### DATA SHOWN

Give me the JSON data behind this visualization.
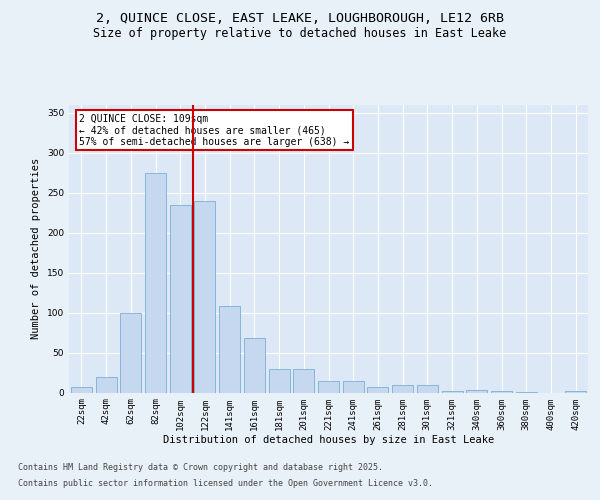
{
  "title_line1": "2, QUINCE CLOSE, EAST LEAKE, LOUGHBOROUGH, LE12 6RB",
  "title_line2": "Size of property relative to detached houses in East Leake",
  "xlabel": "Distribution of detached houses by size in East Leake",
  "ylabel": "Number of detached properties",
  "categories": [
    "22sqm",
    "42sqm",
    "62sqm",
    "82sqm",
    "102sqm",
    "122sqm",
    "141sqm",
    "161sqm",
    "181sqm",
    "201sqm",
    "221sqm",
    "241sqm",
    "261sqm",
    "281sqm",
    "301sqm",
    "321sqm",
    "340sqm",
    "360sqm",
    "380sqm",
    "400sqm",
    "420sqm"
  ],
  "values": [
    7,
    19,
    100,
    275,
    235,
    240,
    108,
    68,
    30,
    30,
    15,
    15,
    7,
    10,
    10,
    2,
    3,
    2,
    1,
    0,
    2
  ],
  "bar_color": "#c5d8f0",
  "bar_edge_color": "#7aafd4",
  "property_label": "2 QUINCE CLOSE: 109sqm",
  "annotation_line1": "← 42% of detached houses are smaller (465)",
  "annotation_line2": "57% of semi-detached houses are larger (638) →",
  "vline_color": "#cc0000",
  "vline_position": 4.5,
  "annotation_box_color": "#cc0000",
  "ylim": [
    0,
    360
  ],
  "yticks": [
    0,
    50,
    100,
    150,
    200,
    250,
    300,
    350
  ],
  "background_color": "#e8f0f8",
  "plot_bg_color": "#dce8f5",
  "footer_line1": "Contains HM Land Registry data © Crown copyright and database right 2025.",
  "footer_line2": "Contains public sector information licensed under the Open Government Licence v3.0.",
  "title_fontsize": 9.5,
  "subtitle_fontsize": 8.5,
  "axis_label_fontsize": 7.5,
  "tick_fontsize": 6.5,
  "footer_fontsize": 6.0,
  "annotation_fontsize": 7.0
}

### REQUIREMENTS
Leave out the pictures and return every record word for word.

### RESULT FOR THIS TASK
Give me the JSON data behind this visualization.
{
  "title_line1": "2, QUINCE CLOSE, EAST LEAKE, LOUGHBOROUGH, LE12 6RB",
  "title_line2": "Size of property relative to detached houses in East Leake",
  "xlabel": "Distribution of detached houses by size in East Leake",
  "ylabel": "Number of detached properties",
  "categories": [
    "22sqm",
    "42sqm",
    "62sqm",
    "82sqm",
    "102sqm",
    "122sqm",
    "141sqm",
    "161sqm",
    "181sqm",
    "201sqm",
    "221sqm",
    "241sqm",
    "261sqm",
    "281sqm",
    "301sqm",
    "321sqm",
    "340sqm",
    "360sqm",
    "380sqm",
    "400sqm",
    "420sqm"
  ],
  "values": [
    7,
    19,
    100,
    275,
    235,
    240,
    108,
    68,
    30,
    30,
    15,
    15,
    7,
    10,
    10,
    2,
    3,
    2,
    1,
    0,
    2
  ],
  "bar_color": "#c5d8f0",
  "bar_edge_color": "#7aafd4",
  "property_label": "2 QUINCE CLOSE: 109sqm",
  "annotation_line1": "← 42% of detached houses are smaller (465)",
  "annotation_line2": "57% of semi-detached houses are larger (638) →",
  "vline_color": "#cc0000",
  "vline_position": 4.5,
  "annotation_box_color": "#cc0000",
  "ylim": [
    0,
    360
  ],
  "yticks": [
    0,
    50,
    100,
    150,
    200,
    250,
    300,
    350
  ],
  "background_color": "#e8f0f8",
  "plot_bg_color": "#dce8f5",
  "footer_line1": "Contains HM Land Registry data © Crown copyright and database right 2025.",
  "footer_line2": "Contains public sector information licensed under the Open Government Licence v3.0.",
  "title_fontsize": 9.5,
  "subtitle_fontsize": 8.5,
  "axis_label_fontsize": 7.5,
  "tick_fontsize": 6.5,
  "footer_fontsize": 6.0,
  "annotation_fontsize": 7.0
}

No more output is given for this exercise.